* WHAT THE TASK ASKS:
In the entries below, count every line with the word "Timing". Return only the count.

* EXTRACTED INFORMATION:
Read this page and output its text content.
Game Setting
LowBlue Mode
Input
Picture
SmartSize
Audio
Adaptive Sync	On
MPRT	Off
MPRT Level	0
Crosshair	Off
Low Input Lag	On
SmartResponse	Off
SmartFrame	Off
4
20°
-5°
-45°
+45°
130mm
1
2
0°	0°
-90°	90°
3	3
==
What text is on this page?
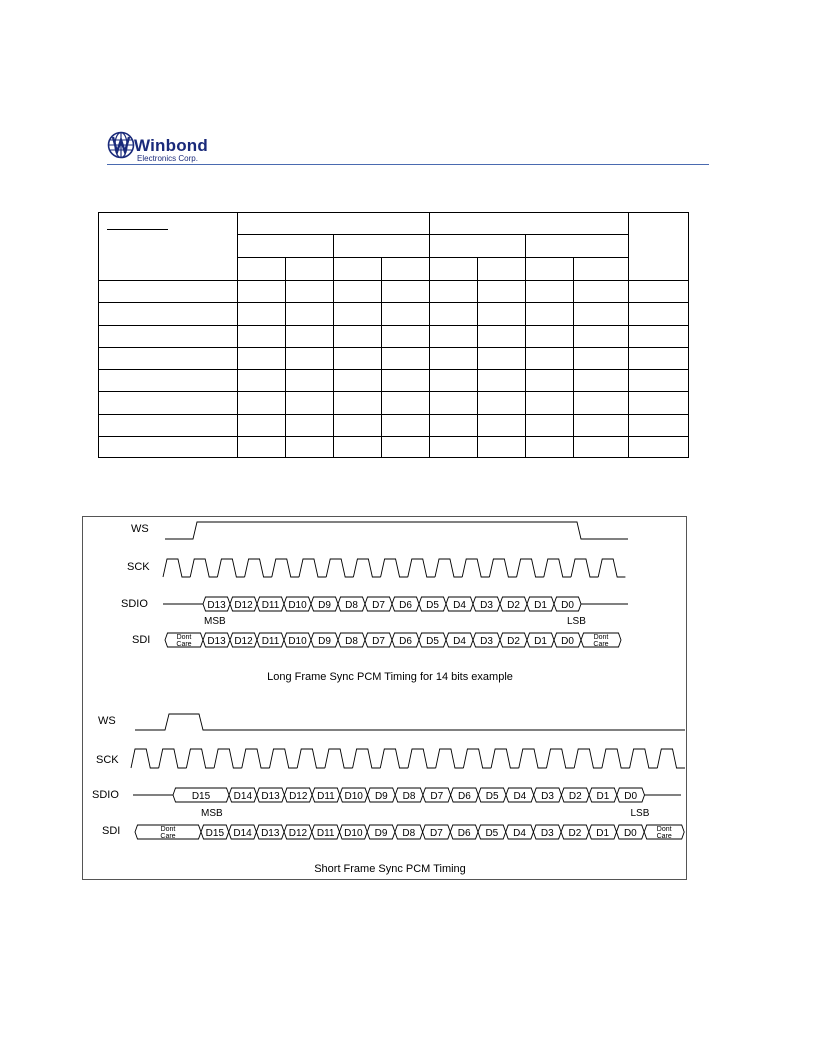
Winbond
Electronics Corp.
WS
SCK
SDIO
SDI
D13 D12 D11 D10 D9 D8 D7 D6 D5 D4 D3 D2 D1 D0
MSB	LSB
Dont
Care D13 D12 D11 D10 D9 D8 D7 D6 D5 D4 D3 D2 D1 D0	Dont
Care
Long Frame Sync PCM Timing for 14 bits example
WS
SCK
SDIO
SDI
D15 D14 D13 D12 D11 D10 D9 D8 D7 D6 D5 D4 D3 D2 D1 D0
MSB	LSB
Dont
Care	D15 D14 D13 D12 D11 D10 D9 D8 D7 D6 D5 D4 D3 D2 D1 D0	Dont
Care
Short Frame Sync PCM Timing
==
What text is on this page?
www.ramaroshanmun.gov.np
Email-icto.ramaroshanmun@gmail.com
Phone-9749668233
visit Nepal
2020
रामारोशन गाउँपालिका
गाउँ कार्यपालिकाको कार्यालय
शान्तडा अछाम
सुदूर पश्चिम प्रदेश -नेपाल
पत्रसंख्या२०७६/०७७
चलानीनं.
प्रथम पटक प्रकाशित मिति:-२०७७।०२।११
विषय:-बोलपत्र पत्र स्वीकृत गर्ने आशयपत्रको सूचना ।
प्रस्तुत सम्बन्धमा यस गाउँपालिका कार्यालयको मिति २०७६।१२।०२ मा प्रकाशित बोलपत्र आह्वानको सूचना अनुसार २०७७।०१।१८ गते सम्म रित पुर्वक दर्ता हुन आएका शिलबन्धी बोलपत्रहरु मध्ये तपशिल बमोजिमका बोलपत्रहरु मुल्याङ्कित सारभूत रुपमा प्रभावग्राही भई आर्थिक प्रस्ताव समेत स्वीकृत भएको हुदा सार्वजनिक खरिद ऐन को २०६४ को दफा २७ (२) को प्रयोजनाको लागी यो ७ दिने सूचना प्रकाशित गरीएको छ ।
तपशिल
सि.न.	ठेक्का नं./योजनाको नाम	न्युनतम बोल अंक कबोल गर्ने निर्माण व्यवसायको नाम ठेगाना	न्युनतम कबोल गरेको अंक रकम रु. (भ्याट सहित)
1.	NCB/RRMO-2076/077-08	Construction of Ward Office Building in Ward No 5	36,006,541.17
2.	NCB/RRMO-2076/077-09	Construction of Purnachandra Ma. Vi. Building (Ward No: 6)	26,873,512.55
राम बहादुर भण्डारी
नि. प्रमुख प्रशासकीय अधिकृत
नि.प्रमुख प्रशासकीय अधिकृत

* WRITTEN SOLUTION:
2